*EXTRACTO SELECCIONADO*:
────────────────

Infraestructura energética

Ancap inició proceso de reemplazo de la boya petrolera de José Ignacio

La empresa pública realizó este jueves 14 el traslado marítimo de la boya gemela desde la Refinería de La Teja hasta Terminal del Este, en Maldonado. La nueva infraestructura es clave para la recepción del petróleo crudo que abastece a la refinería de La Teja. Su cambio se realiza cada 10 u 12 años y, en promedio, operan entre 15 y 20 buques petroleros por año a través de esta instalación.

Funcionarios de Ancap y boya

El ente energético trabaja en el reemplazo de la actual boya petrolera ubicada en el Terminal del Este, por una boya gemela que permanece en la refinería de La Teja en mantenimiento hasta el momento del cambio, hecho que ocurre cada 10 o 12 años.

La botadura de la boya de reemplazo se realizó el lunes 11 y este jueves fue trasladada vía marítima para realizar la sustitución, en un recorrido que durará unas 30 horas.

Allí se completará el desmontaje de la actual y se conectará la nueva infraestructura clave para la recepción del petróleo crudo que abastece a la refinería de La Teja.

Esta sustitución forma parte de una estrategia de mantenimiento e inversión orientada a preservar una infraestructura clave para la seguridad energética del país.

────────────────

*SOBRE LA TAREA*:
Prosigue la nota sobre el reemplazo de la boya petrolera de José Ignacio a continuación de su último párrafo.

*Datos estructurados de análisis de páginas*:

────────────────

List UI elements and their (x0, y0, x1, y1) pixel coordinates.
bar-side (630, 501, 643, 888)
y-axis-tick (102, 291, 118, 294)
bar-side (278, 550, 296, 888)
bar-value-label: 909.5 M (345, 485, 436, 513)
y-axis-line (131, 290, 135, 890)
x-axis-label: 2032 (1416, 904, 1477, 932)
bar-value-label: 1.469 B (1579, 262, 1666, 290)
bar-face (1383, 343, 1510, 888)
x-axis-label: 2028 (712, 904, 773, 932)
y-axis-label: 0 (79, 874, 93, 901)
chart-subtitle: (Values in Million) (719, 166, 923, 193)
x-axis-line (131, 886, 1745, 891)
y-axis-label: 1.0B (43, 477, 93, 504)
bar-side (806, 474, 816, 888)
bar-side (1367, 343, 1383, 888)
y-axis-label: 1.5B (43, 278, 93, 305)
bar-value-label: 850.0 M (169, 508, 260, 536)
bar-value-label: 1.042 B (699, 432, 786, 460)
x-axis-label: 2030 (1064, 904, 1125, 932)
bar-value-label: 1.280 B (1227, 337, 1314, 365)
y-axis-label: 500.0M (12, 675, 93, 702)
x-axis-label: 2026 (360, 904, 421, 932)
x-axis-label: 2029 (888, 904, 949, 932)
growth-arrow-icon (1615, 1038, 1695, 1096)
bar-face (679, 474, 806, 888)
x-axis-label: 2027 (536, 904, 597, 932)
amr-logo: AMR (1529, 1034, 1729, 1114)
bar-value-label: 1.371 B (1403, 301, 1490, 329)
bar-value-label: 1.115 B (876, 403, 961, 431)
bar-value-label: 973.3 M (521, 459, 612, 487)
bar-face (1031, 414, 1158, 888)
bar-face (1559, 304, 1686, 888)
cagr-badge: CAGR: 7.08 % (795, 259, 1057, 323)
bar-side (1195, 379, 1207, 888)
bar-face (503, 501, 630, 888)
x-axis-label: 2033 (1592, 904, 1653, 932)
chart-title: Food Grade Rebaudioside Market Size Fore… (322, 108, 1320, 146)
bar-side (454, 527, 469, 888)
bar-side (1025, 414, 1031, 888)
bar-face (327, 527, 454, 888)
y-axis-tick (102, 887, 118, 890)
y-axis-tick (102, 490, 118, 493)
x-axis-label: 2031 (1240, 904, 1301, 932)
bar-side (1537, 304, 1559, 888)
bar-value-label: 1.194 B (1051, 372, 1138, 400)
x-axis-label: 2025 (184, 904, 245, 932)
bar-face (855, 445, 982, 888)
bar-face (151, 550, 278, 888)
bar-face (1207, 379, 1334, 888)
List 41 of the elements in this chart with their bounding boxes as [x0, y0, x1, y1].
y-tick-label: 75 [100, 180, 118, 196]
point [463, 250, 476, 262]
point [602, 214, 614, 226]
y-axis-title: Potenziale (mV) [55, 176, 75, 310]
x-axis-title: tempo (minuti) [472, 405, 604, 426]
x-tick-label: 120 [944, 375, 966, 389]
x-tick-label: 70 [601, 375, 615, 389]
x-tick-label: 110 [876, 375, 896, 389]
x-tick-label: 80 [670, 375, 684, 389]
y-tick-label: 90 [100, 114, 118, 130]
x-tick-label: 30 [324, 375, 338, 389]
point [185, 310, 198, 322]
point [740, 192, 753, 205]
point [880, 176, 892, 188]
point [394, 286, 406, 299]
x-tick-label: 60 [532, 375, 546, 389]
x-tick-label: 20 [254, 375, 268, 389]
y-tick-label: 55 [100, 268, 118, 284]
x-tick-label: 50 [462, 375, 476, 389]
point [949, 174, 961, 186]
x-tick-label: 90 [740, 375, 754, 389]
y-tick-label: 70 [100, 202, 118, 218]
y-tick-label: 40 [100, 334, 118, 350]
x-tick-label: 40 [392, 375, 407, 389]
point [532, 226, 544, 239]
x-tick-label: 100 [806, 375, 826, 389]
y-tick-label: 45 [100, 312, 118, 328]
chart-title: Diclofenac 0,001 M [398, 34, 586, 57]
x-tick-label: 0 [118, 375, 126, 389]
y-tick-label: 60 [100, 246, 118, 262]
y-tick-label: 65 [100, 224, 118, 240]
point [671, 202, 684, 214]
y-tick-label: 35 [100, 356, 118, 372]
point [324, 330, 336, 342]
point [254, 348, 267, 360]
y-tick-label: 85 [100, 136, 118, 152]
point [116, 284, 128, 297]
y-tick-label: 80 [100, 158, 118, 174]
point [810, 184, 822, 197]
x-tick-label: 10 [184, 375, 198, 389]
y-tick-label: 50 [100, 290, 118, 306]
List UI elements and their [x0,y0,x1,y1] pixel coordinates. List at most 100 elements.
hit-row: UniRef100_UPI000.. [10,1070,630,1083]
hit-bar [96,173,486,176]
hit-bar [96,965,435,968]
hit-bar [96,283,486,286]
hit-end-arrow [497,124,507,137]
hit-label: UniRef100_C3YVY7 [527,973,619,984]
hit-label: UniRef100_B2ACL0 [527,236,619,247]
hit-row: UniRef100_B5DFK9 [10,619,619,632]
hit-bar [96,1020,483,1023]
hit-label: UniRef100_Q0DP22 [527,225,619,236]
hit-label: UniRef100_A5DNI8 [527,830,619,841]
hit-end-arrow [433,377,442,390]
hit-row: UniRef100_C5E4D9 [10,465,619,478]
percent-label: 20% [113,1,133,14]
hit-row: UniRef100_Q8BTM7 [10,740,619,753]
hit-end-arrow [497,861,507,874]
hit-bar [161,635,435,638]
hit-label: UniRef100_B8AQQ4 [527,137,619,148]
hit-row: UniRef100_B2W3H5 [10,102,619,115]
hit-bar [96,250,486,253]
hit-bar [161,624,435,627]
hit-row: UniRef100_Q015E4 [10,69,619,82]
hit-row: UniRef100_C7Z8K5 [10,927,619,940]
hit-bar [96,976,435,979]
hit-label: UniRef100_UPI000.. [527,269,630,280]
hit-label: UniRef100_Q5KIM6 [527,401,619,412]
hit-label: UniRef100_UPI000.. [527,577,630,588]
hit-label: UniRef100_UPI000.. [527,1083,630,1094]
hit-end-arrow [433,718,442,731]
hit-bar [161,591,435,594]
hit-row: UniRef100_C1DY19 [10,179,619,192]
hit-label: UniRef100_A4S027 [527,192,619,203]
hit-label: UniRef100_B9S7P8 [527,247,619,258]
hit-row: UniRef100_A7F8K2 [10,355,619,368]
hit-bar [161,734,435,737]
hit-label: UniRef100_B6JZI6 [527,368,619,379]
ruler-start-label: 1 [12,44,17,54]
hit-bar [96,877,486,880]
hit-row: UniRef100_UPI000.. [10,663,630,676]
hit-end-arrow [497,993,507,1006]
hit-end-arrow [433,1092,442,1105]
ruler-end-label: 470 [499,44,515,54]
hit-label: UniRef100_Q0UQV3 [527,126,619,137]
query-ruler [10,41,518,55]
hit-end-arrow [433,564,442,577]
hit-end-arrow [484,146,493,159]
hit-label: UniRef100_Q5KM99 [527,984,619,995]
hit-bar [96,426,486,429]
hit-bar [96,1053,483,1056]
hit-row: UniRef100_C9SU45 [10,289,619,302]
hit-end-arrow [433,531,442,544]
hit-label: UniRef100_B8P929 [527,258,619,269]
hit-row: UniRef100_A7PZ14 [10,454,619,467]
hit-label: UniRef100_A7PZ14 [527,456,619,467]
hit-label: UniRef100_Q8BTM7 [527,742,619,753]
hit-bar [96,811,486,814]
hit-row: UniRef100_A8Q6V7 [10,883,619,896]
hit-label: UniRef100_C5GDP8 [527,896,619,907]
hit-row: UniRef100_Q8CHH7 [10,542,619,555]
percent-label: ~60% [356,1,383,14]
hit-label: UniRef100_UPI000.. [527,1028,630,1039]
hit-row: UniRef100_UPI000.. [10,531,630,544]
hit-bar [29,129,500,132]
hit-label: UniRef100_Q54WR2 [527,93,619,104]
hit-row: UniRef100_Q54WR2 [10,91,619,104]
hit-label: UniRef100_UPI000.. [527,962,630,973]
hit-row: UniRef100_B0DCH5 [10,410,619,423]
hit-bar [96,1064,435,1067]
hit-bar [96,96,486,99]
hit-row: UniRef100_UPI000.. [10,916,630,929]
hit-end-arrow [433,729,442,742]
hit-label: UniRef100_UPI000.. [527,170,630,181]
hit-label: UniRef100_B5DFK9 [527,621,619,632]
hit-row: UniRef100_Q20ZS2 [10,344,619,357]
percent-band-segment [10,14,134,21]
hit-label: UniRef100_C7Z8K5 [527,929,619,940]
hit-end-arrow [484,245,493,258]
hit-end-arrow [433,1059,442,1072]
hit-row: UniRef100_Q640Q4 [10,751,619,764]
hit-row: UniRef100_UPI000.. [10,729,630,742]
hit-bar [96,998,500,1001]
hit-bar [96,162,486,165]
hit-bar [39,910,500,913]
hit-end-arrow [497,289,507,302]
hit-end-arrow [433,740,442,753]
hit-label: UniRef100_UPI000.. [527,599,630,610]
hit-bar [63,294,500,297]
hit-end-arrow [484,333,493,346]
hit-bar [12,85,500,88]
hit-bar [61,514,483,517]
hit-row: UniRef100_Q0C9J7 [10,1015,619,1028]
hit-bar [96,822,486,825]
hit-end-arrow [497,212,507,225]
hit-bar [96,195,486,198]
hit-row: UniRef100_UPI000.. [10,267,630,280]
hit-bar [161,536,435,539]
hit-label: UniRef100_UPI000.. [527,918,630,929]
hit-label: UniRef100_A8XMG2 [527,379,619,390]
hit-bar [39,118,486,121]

────────────────

*RESPUESTA*:
Funcionamiento de la boya petrolera

La boya petrolera permite la descarga directa desde buques de gran porte, de hasta 150.000 toneladas de desplazamiento, optimizando la logística de abastecimiento y contribuyendo a la eficiencia del sistema.

La infraestructura está integrada por una monoboya de amarre diseñada bajo el sistema Single Point Mooring (SPM ), que permite el amarre seguro de buques de gran desplazamiento en mar abierto, manguerotes flotantes y submarinos, así como un sistema de control submarino denominado Pipeline End Manifold (PLEM), que cumple funciones clave en la conexión, distribución y control del flujo de crudo.

Las operaciones en la boya son ejecutadas por Ancap y están sujetas a la fiscalización de organismos nacionales competentes, entre ellos el Ministerio de Ambiente y la Dirección Nacional de Recursos Acuáticos, que realizan inspecciones, monitoreo ambiental y análisis periódicos. 

Asimismo, la operativa se desarrolla en cumplimiento de estándares internacionales en materia de seguridad y protección ambiental.

En complemento a estos controles, la operación de la boya cuenta con múltiples medidas orientadas a minimizar riesgos ambientales, entre ellas un sistema de manguerotes de doble carcaza para prevenir fugas, protocolos estrictos de seguridad e inspecciones periódicas de los oleoductos submarinos y de las instalaciones asociadas. 

Su ubicación mar adentro, a varios kilómetros de la costa, reduce riesgos directos sobre las comunidades costeras, mientras se realizan monitoreos constantes de agua, sedimentos y playas de Maldonado para verificar que no existan afectaciones ambientales ni sobre la actividad turística. 

Infraestructura estratégica para el país

La boya petrolera constituye un componente crítico para el abastecimiento energético nacional. En promedio, operan entre 15 y 20 buques petroleros por año a través de esta instalación.

A su vez, Ancap cuenta con reservas estratégicas y mecanismos de respaldo para garantizar la continuidad del suministro energético ante eventuales contingencias.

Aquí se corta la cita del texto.